Prompt
Repeat the entries that follow verbatim, without any of their pictures.

▼

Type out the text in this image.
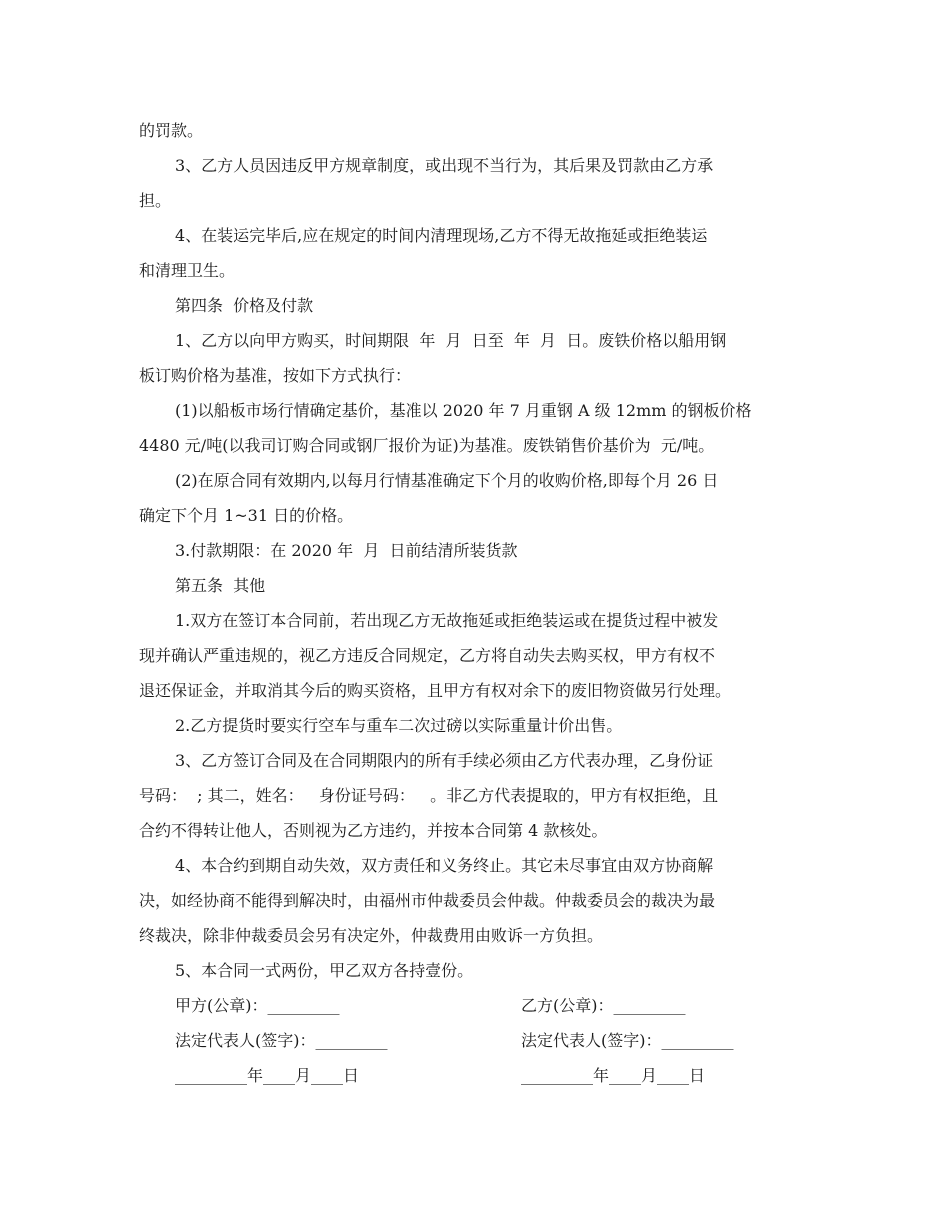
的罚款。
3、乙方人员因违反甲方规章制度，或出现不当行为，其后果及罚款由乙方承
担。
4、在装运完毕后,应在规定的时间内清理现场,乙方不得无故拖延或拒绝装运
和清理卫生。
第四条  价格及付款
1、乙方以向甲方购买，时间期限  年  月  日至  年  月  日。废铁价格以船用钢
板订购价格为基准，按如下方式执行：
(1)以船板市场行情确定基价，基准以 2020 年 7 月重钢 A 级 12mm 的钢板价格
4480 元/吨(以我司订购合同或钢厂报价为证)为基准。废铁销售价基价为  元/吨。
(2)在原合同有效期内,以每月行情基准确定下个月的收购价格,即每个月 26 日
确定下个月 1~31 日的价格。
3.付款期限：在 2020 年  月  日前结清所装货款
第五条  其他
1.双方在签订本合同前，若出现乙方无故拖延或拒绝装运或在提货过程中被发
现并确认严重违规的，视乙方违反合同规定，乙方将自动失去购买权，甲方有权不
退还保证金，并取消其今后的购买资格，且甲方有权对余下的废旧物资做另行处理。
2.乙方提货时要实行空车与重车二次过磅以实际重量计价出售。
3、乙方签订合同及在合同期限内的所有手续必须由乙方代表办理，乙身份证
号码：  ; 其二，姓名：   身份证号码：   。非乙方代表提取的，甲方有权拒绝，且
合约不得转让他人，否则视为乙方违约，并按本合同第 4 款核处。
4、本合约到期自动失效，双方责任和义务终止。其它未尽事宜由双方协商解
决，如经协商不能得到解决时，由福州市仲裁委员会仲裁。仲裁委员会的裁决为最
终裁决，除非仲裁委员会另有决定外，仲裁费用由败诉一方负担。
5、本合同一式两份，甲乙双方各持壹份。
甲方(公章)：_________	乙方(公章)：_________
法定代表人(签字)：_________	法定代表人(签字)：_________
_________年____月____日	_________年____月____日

▲

Output for this task
Type out the text in this image.
的罚款。
3、乙方人员因违反甲方规章制度，或出现不当行为，其后果及罚款由乙方承
担。
4、在装运完毕后,应在规定的时间内清理现场,乙方不得无故拖延或拒绝装运
和清理卫生。
第四条  价格及付款
1、乙方以向甲方购买，时间期限  年  月  日至  年  月  日。废铁价格以船用钢
板订购价格为基准，按如下方式执行：
(1)以船板市场行情确定基价，基准以 2020 年 7 月重钢 A 级 12mm 的钢板价格
4480 元/吨(以我司订购合同或钢厂报价为证)为基准。废铁销售价基价为  元/吨。
(2)在原合同有效期内,以每月行情基准确定下个月的收购价格,即每个月 26 日
确定下个月 1~31 日的价格。
3.付款期限：在 2020 年  月  日前结清所装货款
第五条  其他
1.双方在签订本合同前，若出现乙方无故拖延或拒绝装运或在提货过程中被发
现并确认严重违规的，视乙方违反合同规定，乙方将自动失去购买权，甲方有权不
退还保证金，并取消其今后的购买资格，且甲方有权对余下的废旧物资做另行处理。
2.乙方提货时要实行空车与重车二次过磅以实际重量计价出售。
3、乙方签订合同及在合同期限内的所有手续必须由乙方代表办理，乙身份证
号码：  ; 其二，姓名：   身份证号码：   。非乙方代表提取的，甲方有权拒绝，且
合约不得转让他人，否则视为乙方违约，并按本合同第 4 款核处。
4、本合约到期自动失效，双方责任和义务终止。其它未尽事宜由双方协商解
决，如经协商不能得到解决时，由福州市仲裁委员会仲裁。仲裁委员会的裁决为最
终裁决，除非仲裁委员会另有决定外，仲裁费用由败诉一方负担。
5、本合同一式两份，甲乙双方各持壹份。
甲方(公章)：_________	乙方(公章)：_________
法定代表人(签字)：_________	法定代表人(签字)：_________
_________年____月____日	_________年____月____日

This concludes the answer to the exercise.